━━ ENTRIES ━━

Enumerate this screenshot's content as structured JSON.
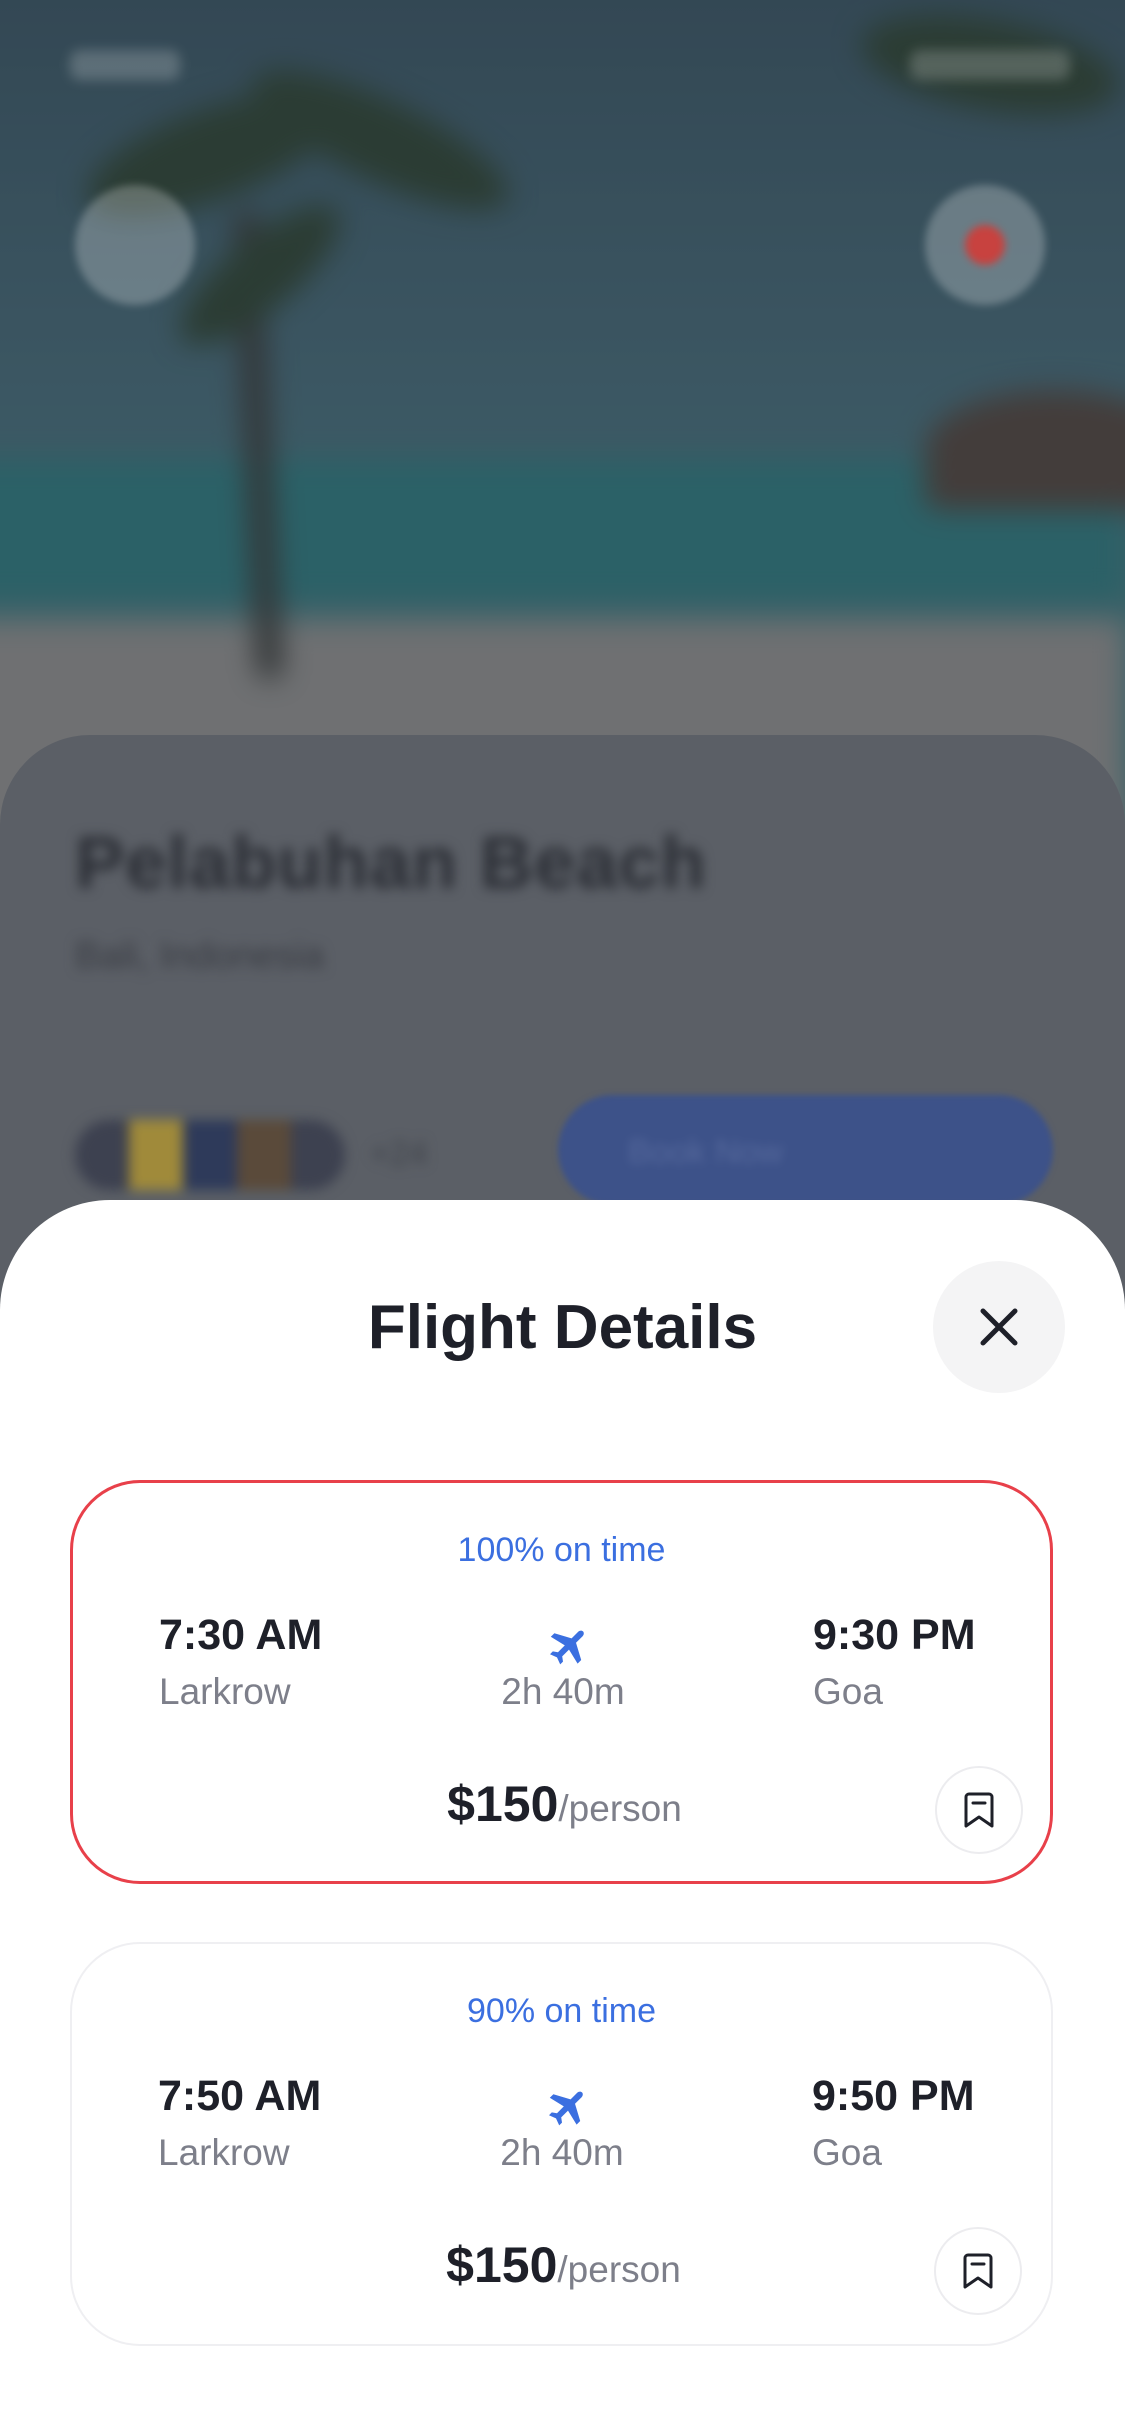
{
  "background": {
    "place_name": "Pelabuhan Beach",
    "place_location": "Bali, Indonesia",
    "visitors_count": "+24",
    "action_button_label": "Book Now"
  },
  "sheet": {
    "title": "Flight Details",
    "close_icon": "close-icon"
  },
  "flights": [
    {
      "on_time": "100% on time",
      "departure_time": "7:30 AM",
      "departure_city": "Larkrow",
      "duration": "2h 40m",
      "arrival_time": "9:30 PM",
      "arrival_city": "Goa",
      "price": "$150",
      "price_unit": "/person",
      "selected": true
    },
    {
      "on_time": "90% on time",
      "departure_time": "7:50 AM",
      "departure_city": "Larkrow",
      "duration": "2h 40m",
      "arrival_time": "9:50 PM",
      "arrival_city": "Goa",
      "price": "$150",
      "price_unit": "/person",
      "selected": false
    }
  ],
  "colors": {
    "accent_blue": "#3b6fe0",
    "selected_border": "#e8404a",
    "text_dark": "#1e2029",
    "text_muted": "#7d7f8a"
  },
  "icons": [
    "close-icon",
    "airplane-icon",
    "bookmark-icon"
  ]
}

━━━

## PROBLEM:
Repeat the lines above exactly, and keep every picture out.

## FULL OUTPUT:
Enumerate this screenshot's content as structured JSON.
{
  "background": {
    "place_name": "Pelabuhan Beach",
    "place_location": "Bali, Indonesia",
    "visitors_count": "+24",
    "action_button_label": "Book Now"
  },
  "sheet": {
    "title": "Flight Details",
    "close_icon": "close-icon"
  },
  "flights": [
    {
      "on_time": "100% on time",
      "departure_time": "7:30 AM",
      "departure_city": "Larkrow",
      "duration": "2h 40m",
      "arrival_time": "9:30 PM",
      "arrival_city": "Goa",
      "price": "$150",
      "price_unit": "/person",
      "selected": true
    },
    {
      "on_time": "90% on time",
      "departure_time": "7:50 AM",
      "departure_city": "Larkrow",
      "duration": "2h 40m",
      "arrival_time": "9:50 PM",
      "arrival_city": "Goa",
      "price": "$150",
      "price_unit": "/person",
      "selected": false
    }
  ],
  "colors": {
    "accent_blue": "#3b6fe0",
    "selected_border": "#e8404a",
    "text_dark": "#1e2029",
    "text_muted": "#7d7f8a"
  },
  "icons": [
    "close-icon",
    "airplane-icon",
    "bookmark-icon"
  ]
}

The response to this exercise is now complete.